◆ **Problem**
Return all lines where the word "right" can be found.
....
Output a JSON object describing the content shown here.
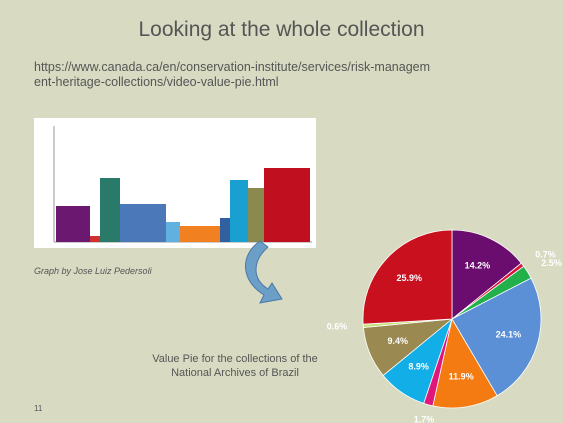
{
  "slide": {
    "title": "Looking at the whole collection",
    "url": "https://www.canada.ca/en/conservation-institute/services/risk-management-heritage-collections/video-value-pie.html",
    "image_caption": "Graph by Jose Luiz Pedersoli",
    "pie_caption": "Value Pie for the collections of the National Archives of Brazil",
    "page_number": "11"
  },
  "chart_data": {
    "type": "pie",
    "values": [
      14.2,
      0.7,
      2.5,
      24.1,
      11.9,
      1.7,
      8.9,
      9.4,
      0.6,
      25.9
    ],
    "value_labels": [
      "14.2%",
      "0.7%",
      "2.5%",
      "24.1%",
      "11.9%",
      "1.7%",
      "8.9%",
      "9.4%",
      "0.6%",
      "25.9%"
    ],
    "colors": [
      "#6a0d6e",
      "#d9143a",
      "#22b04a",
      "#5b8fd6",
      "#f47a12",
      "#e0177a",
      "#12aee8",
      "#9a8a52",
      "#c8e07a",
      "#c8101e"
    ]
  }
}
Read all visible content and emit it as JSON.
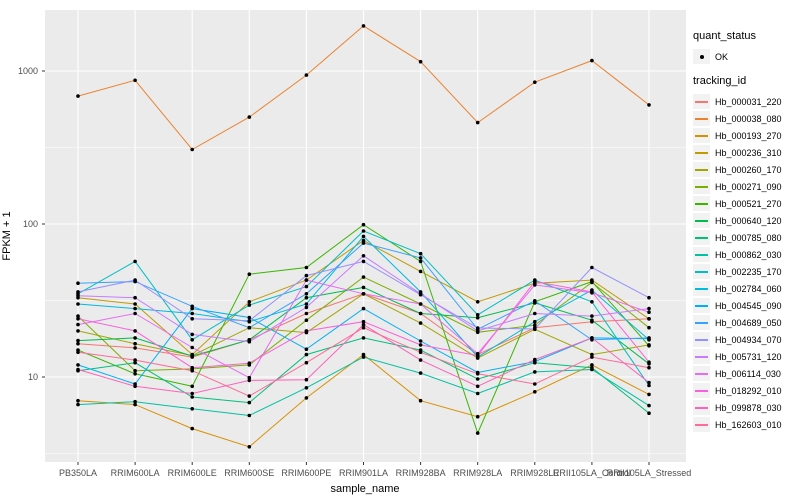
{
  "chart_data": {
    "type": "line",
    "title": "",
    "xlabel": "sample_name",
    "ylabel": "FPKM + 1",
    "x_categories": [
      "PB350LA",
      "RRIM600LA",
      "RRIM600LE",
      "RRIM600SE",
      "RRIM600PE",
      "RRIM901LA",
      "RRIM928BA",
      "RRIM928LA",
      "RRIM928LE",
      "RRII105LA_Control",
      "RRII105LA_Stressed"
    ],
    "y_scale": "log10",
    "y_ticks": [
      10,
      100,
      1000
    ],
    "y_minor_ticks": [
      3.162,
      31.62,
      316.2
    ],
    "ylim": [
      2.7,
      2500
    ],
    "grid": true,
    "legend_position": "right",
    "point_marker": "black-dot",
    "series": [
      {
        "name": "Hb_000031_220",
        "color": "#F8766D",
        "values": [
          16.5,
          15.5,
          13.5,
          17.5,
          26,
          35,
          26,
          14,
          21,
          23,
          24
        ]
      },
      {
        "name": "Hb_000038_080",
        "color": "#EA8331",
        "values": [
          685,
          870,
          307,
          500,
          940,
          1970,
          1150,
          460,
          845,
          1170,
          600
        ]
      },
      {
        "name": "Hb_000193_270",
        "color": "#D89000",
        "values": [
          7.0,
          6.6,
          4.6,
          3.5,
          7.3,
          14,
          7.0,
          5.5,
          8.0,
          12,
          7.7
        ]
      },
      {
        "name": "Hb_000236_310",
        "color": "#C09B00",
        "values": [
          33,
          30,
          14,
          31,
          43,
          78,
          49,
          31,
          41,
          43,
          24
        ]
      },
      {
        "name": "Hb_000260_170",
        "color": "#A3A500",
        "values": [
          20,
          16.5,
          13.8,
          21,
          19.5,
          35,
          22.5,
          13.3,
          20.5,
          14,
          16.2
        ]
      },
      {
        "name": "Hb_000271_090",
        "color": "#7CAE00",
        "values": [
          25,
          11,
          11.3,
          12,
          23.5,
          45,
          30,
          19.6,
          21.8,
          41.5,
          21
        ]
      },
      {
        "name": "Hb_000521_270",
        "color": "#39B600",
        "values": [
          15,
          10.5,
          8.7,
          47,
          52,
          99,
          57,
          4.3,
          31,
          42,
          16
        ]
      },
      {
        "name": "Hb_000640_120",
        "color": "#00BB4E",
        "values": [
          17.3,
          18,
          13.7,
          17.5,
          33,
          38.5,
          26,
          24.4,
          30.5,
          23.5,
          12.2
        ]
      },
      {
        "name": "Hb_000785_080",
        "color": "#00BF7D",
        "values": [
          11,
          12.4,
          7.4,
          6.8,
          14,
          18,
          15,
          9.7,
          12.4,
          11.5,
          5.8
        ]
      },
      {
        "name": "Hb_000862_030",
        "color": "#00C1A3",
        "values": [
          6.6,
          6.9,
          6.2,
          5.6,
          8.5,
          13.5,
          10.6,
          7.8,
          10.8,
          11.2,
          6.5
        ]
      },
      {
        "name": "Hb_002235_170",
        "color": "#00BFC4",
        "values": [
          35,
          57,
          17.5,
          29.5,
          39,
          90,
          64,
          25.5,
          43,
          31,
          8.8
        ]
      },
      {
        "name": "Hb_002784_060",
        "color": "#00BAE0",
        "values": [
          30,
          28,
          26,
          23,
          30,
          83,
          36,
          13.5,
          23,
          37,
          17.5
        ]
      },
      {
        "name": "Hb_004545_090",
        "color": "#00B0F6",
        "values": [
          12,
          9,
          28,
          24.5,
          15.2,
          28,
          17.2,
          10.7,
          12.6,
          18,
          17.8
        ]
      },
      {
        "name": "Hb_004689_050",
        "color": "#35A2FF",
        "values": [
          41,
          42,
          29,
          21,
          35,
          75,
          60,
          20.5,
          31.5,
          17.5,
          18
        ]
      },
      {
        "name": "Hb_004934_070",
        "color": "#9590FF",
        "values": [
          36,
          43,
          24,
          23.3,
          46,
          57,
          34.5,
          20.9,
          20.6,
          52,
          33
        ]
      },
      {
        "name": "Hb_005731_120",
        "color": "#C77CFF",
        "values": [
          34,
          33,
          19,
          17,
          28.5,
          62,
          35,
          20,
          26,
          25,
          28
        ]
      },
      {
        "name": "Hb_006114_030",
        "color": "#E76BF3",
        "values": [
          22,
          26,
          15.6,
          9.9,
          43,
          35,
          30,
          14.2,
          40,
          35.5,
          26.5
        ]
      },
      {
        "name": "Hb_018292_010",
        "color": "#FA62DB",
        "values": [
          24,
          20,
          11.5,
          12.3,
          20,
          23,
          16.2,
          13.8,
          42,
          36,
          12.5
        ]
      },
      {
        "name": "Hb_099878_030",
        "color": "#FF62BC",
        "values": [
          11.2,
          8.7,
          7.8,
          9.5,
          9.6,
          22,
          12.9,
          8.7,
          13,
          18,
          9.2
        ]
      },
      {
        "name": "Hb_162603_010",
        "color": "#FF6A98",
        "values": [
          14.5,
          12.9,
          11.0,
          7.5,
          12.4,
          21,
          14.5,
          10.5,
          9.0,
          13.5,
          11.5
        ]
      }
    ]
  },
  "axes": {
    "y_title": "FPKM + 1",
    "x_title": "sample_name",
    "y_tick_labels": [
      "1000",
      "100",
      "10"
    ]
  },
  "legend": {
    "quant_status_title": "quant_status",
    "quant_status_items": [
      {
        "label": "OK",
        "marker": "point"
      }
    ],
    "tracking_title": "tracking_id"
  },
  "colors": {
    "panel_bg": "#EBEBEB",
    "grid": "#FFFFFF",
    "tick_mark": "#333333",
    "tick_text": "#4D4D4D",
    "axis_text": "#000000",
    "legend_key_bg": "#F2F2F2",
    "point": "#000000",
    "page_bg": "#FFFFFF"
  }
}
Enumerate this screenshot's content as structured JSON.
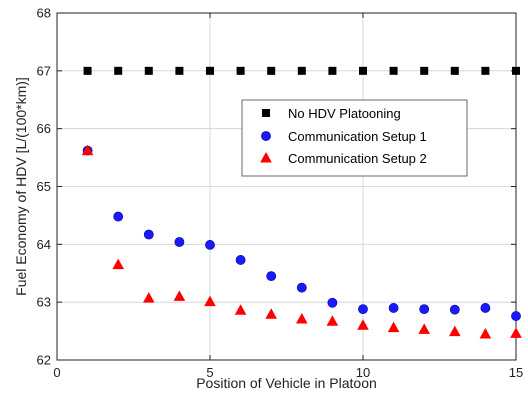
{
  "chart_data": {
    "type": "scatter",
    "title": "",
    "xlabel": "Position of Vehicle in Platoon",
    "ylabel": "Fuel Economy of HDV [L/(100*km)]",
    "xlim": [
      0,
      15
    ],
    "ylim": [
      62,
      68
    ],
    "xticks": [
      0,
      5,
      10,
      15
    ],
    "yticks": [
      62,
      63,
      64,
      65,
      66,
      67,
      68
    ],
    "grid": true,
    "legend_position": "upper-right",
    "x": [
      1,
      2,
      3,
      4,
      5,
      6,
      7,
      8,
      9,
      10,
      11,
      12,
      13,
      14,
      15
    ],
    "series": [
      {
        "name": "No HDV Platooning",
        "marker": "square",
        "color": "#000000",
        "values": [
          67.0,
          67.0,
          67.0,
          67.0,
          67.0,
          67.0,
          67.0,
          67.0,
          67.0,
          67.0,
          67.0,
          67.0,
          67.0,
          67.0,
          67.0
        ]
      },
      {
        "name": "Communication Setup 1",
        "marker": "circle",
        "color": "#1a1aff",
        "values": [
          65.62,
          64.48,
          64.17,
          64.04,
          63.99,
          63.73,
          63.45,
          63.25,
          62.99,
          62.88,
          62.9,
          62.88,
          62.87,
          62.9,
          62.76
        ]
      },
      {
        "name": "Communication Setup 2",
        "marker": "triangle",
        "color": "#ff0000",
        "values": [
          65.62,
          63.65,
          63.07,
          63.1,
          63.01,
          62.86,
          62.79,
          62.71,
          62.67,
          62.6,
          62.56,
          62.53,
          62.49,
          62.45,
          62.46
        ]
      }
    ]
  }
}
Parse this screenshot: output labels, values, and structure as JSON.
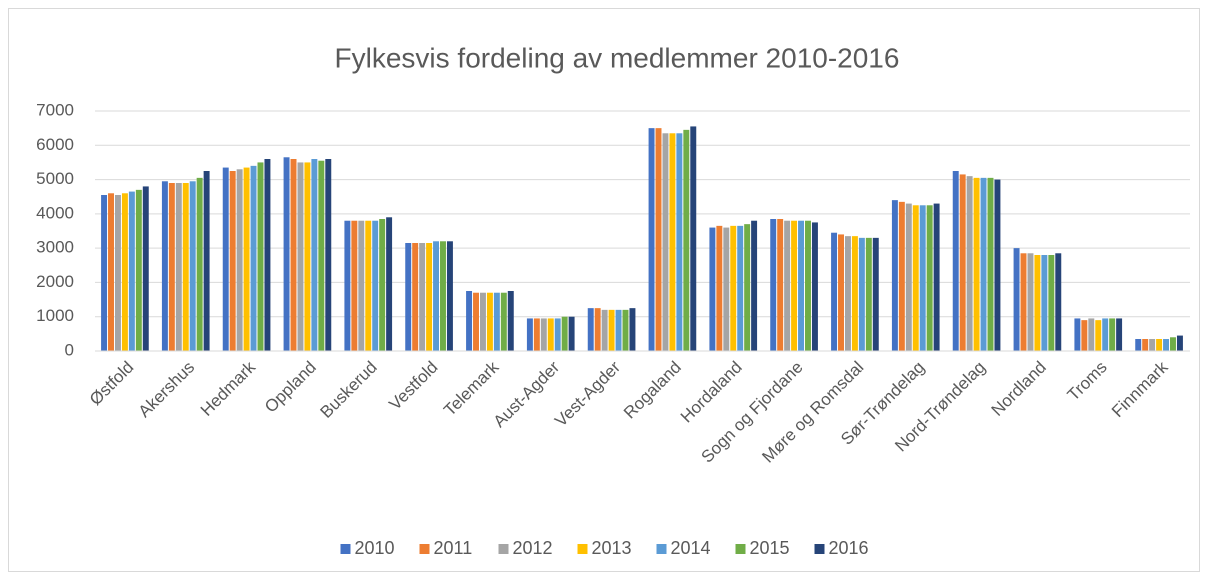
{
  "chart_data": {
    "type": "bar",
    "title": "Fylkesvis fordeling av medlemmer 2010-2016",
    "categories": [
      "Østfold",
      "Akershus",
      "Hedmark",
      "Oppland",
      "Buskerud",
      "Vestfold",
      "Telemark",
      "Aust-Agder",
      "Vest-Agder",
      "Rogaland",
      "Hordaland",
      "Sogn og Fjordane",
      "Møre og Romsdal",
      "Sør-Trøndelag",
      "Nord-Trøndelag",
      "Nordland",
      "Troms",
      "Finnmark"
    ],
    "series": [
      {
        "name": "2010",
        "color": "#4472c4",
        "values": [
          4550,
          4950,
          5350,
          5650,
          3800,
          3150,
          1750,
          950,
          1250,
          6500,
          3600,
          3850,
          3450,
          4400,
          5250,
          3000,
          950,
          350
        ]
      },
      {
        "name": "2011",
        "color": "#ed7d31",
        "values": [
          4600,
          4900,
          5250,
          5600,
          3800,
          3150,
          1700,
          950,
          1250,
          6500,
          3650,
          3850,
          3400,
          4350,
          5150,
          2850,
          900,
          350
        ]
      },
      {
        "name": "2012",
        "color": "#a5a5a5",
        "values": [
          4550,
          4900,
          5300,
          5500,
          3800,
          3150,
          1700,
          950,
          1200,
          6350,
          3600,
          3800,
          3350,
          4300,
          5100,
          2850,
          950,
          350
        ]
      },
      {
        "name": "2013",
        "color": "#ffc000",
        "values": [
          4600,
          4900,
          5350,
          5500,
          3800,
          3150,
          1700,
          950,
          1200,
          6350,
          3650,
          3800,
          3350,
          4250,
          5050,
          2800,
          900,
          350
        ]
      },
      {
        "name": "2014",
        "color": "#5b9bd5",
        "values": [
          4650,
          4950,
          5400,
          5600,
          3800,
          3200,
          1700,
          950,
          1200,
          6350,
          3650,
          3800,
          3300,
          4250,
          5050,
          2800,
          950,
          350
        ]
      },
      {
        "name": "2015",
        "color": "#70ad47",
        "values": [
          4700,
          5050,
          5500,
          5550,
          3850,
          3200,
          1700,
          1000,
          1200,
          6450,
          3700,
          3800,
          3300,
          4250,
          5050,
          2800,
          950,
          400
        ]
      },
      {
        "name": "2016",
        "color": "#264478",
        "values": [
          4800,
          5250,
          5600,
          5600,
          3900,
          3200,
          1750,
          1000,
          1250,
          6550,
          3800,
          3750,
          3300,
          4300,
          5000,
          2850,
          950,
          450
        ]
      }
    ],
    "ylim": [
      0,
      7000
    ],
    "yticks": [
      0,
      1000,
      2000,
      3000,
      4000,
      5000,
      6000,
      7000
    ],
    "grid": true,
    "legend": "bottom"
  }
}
....
◆ **Solution for this exercise**
    "legend_position": "right",
    "legend_position": "upper-right",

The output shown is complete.